▶ [Task to carry out]: Scan the data below and pick out the lines containing the word "часть".

━━━━━ Data in this exercise ━━━━━

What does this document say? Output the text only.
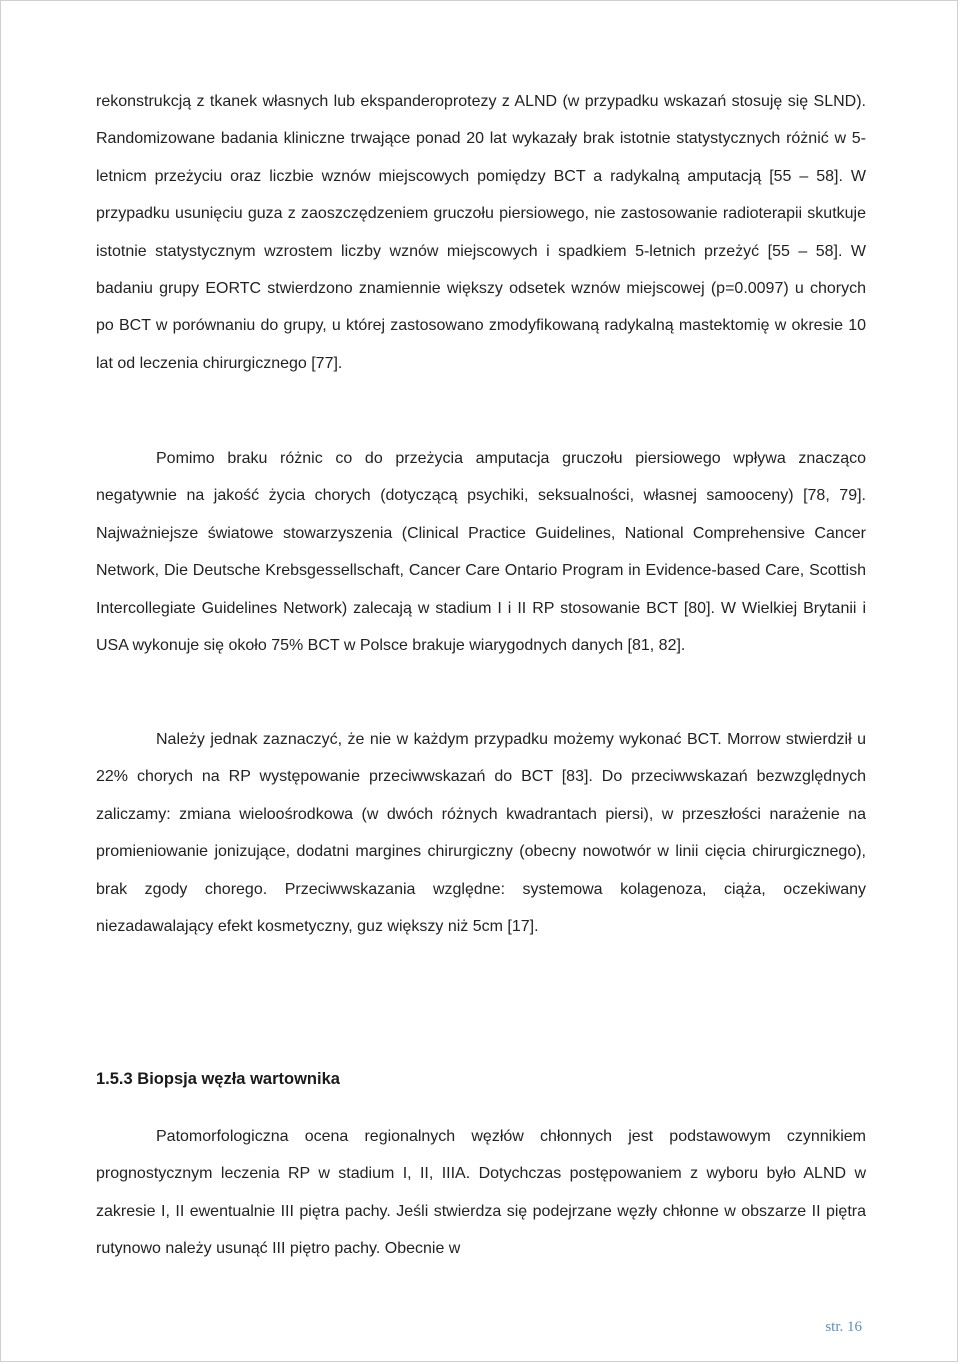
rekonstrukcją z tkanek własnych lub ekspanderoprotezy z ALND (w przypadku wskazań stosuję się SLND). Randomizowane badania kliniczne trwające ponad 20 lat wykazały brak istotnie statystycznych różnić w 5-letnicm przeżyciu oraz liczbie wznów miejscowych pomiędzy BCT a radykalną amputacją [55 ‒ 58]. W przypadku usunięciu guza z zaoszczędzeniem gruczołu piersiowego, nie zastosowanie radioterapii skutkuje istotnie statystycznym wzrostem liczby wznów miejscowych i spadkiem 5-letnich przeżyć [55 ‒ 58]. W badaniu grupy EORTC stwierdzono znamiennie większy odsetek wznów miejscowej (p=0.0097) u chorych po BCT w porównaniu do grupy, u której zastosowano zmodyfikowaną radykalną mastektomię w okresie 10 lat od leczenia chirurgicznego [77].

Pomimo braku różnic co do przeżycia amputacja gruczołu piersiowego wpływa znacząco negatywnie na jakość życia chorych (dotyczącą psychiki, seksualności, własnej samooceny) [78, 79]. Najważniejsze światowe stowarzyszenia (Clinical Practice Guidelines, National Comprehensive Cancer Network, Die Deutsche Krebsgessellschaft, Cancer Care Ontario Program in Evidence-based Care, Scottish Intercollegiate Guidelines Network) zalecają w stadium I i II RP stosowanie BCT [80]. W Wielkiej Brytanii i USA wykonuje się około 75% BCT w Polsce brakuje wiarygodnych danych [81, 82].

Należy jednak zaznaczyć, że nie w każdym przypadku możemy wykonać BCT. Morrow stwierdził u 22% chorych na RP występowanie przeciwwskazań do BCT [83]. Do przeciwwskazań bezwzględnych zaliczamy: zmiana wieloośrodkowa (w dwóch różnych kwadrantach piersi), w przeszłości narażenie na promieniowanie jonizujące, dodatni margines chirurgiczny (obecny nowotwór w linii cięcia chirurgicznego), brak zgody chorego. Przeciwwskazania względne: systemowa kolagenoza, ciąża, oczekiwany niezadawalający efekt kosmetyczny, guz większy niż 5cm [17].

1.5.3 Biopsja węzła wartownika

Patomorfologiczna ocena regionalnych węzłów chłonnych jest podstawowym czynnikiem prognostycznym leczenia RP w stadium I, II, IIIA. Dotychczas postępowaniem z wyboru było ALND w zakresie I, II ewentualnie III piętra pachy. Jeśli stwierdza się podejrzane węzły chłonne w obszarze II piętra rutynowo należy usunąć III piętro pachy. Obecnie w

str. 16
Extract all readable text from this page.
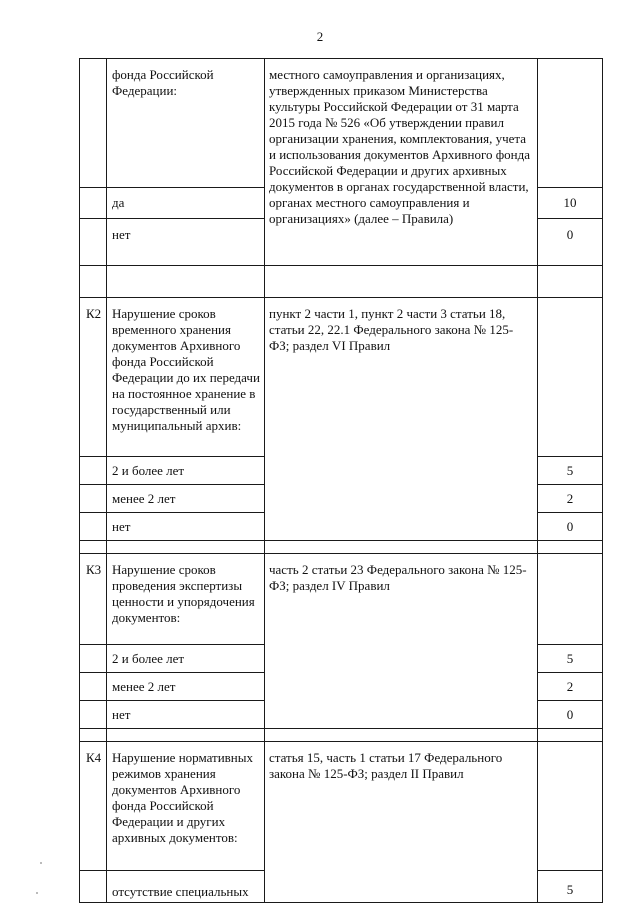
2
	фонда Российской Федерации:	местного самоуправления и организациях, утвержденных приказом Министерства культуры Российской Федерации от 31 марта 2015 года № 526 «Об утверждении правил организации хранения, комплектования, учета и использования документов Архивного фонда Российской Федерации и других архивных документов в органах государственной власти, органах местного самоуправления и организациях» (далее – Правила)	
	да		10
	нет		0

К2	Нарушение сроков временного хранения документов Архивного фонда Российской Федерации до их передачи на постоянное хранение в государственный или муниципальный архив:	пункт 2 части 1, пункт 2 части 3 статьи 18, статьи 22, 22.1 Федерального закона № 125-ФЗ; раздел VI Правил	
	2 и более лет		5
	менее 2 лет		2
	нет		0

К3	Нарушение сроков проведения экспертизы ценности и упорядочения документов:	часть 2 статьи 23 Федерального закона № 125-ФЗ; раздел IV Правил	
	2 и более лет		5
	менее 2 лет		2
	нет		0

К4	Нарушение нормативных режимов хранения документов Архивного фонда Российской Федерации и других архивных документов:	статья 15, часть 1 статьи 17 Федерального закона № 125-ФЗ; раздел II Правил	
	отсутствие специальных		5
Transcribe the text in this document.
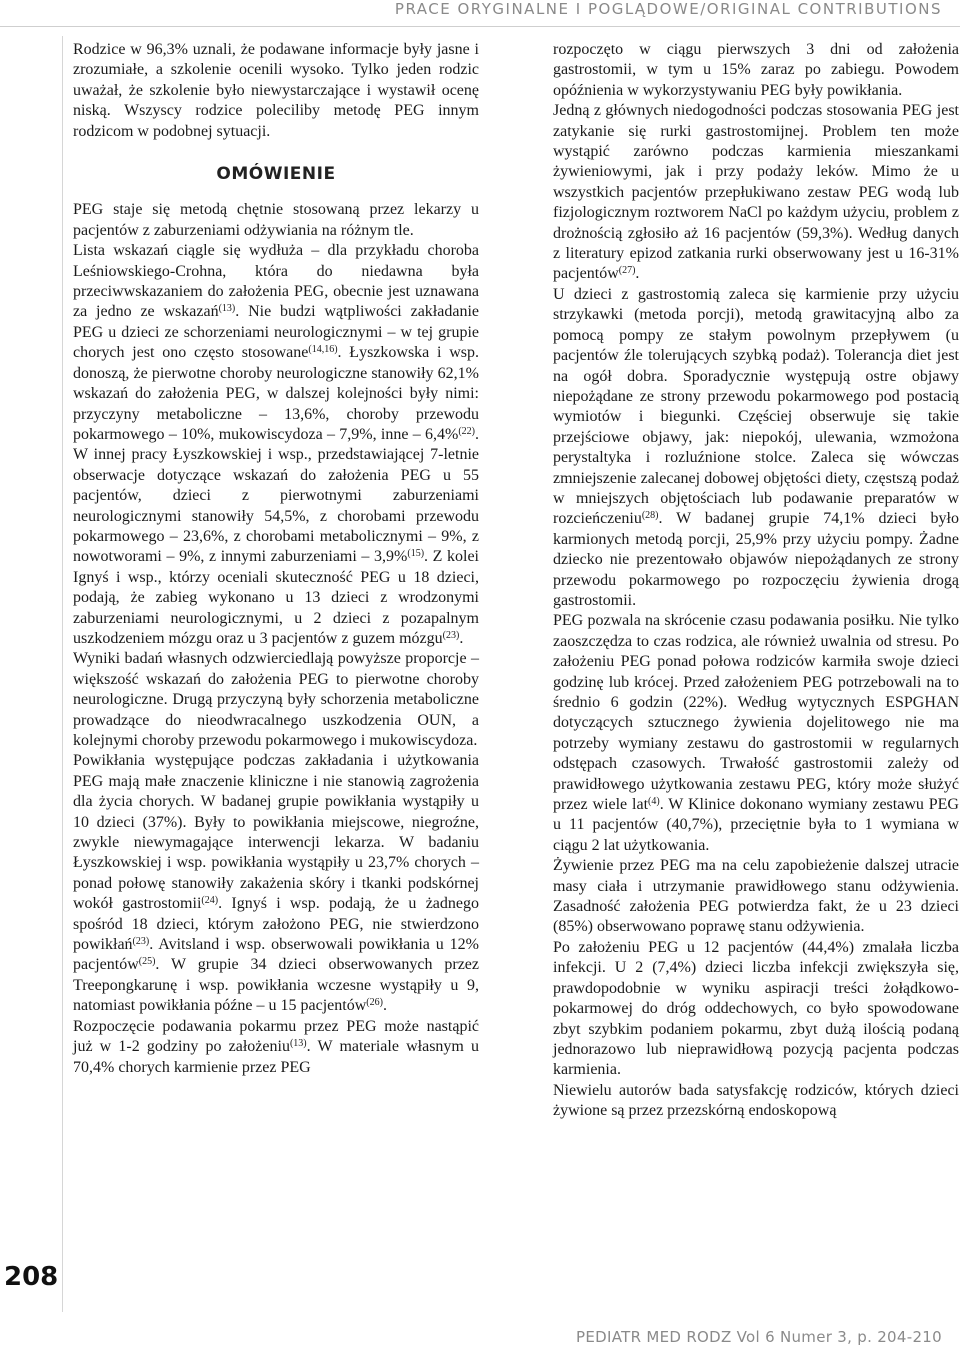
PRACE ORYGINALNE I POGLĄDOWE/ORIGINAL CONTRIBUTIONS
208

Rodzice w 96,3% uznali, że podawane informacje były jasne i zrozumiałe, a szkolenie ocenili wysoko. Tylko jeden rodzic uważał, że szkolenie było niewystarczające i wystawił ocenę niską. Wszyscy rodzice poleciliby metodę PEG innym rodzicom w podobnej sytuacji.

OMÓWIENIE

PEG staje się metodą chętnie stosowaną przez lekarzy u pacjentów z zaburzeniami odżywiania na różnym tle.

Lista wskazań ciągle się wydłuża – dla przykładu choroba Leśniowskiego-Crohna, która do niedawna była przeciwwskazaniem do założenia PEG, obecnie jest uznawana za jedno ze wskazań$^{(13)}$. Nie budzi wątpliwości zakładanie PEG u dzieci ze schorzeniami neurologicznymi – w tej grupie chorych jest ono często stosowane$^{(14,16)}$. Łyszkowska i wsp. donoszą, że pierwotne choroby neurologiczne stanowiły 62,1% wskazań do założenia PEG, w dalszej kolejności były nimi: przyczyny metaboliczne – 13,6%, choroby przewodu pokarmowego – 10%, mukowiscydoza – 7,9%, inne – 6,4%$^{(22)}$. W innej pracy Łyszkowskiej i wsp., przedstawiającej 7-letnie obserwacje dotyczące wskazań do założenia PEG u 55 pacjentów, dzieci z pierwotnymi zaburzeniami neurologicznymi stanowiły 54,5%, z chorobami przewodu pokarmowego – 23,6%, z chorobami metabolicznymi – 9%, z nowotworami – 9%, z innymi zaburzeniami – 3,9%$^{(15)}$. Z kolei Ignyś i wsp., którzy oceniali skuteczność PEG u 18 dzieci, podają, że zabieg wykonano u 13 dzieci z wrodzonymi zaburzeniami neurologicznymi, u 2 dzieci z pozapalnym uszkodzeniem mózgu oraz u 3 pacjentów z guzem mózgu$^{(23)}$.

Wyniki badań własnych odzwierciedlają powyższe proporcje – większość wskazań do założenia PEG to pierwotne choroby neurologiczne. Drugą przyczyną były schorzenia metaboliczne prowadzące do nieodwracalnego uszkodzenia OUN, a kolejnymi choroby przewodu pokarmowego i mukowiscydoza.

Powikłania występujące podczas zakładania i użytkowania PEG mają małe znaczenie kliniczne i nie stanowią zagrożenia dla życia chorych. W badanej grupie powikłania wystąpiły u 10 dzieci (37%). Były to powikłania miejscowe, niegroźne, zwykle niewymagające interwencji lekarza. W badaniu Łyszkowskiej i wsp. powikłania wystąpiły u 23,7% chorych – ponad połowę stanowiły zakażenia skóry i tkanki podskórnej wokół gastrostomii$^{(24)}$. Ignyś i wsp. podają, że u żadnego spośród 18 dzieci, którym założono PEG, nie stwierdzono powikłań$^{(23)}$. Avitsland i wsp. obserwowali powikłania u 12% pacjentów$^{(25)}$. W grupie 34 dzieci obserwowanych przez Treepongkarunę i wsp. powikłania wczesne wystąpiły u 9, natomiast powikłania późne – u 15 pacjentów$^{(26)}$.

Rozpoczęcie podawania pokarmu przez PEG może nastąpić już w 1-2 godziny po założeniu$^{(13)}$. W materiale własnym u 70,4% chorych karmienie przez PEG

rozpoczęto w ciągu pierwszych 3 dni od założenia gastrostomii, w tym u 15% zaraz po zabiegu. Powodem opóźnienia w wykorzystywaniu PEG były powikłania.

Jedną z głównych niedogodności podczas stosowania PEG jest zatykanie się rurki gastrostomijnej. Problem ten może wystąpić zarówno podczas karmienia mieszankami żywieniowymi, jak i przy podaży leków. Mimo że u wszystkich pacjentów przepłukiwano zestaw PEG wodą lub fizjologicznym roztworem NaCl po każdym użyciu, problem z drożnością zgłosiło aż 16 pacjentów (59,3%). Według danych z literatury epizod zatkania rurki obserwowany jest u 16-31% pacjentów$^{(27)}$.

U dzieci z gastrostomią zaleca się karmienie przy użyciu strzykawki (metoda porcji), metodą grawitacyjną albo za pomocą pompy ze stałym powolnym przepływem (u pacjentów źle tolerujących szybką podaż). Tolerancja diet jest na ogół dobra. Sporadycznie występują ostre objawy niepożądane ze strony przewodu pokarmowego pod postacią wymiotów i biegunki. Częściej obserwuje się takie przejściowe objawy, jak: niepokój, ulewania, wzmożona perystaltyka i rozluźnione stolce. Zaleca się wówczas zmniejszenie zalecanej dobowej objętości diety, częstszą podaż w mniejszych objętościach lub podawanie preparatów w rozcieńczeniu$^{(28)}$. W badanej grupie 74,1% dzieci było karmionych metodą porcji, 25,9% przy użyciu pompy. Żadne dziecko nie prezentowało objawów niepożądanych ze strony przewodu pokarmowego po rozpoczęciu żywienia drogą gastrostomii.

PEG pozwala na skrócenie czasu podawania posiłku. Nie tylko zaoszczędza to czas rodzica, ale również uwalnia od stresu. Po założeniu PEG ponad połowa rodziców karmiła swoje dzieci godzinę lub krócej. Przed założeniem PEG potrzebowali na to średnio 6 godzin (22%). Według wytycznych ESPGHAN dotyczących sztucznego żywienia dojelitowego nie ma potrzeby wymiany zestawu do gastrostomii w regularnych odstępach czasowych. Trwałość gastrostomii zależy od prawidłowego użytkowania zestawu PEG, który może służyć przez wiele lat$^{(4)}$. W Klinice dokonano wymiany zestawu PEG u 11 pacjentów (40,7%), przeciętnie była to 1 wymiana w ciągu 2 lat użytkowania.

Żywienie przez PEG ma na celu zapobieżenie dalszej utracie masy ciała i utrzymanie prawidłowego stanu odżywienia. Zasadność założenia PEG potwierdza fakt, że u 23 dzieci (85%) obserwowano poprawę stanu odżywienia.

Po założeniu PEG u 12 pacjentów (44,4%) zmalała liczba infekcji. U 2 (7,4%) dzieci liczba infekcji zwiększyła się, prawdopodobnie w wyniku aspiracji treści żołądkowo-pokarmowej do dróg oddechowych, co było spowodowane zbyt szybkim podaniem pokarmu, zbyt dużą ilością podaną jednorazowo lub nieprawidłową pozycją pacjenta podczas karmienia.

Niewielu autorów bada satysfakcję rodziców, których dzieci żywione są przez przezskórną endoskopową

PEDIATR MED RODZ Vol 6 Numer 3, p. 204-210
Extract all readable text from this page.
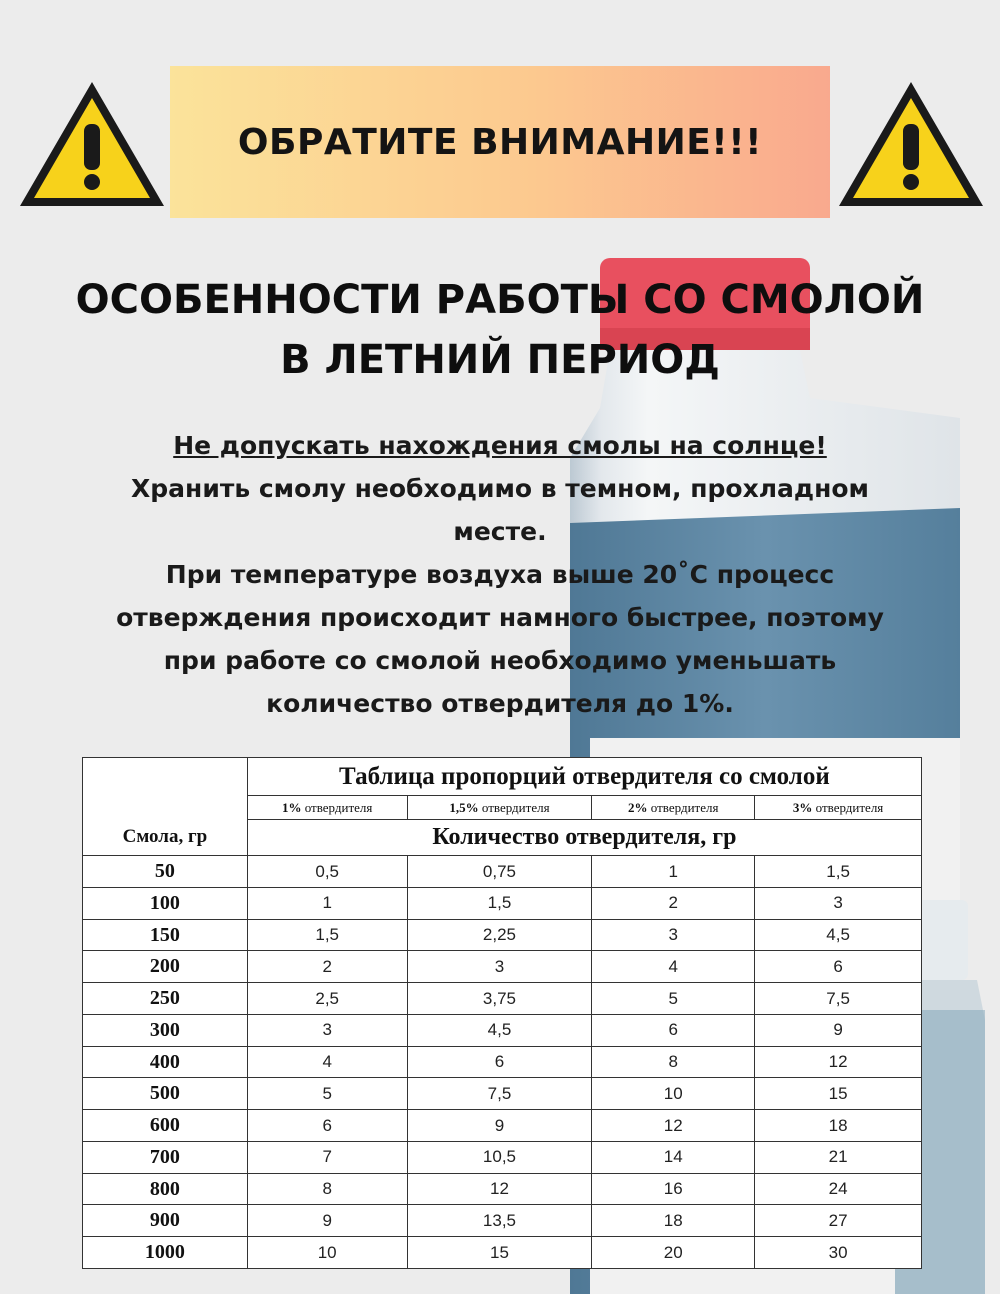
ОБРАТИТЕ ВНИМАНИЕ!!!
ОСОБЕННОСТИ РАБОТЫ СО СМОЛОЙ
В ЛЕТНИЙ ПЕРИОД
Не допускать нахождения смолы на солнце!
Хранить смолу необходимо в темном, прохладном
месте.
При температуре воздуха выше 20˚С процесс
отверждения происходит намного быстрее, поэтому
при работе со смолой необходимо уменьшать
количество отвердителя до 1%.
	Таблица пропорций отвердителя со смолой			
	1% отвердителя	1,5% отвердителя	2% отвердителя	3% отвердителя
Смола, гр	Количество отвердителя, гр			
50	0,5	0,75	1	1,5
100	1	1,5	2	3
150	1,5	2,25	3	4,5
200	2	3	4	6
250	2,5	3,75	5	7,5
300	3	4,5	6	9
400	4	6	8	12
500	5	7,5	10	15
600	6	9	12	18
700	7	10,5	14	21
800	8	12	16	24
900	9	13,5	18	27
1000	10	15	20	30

━━━━━

▶ [Result below]:
К3	Нарушение сроков проведения экспертизы ценности и упорядочения документов:	часть 2 статьи 23 Федерального закона № 125-ФЗ; раздел IV Правил	
К4	Нарушение нормативных режимов хранения документов Архивного фонда Российской Федерации и других архивных документов:	статья 15, часть 1 статьи 17 Федерального закона № 125-ФЗ; раздел II Правил	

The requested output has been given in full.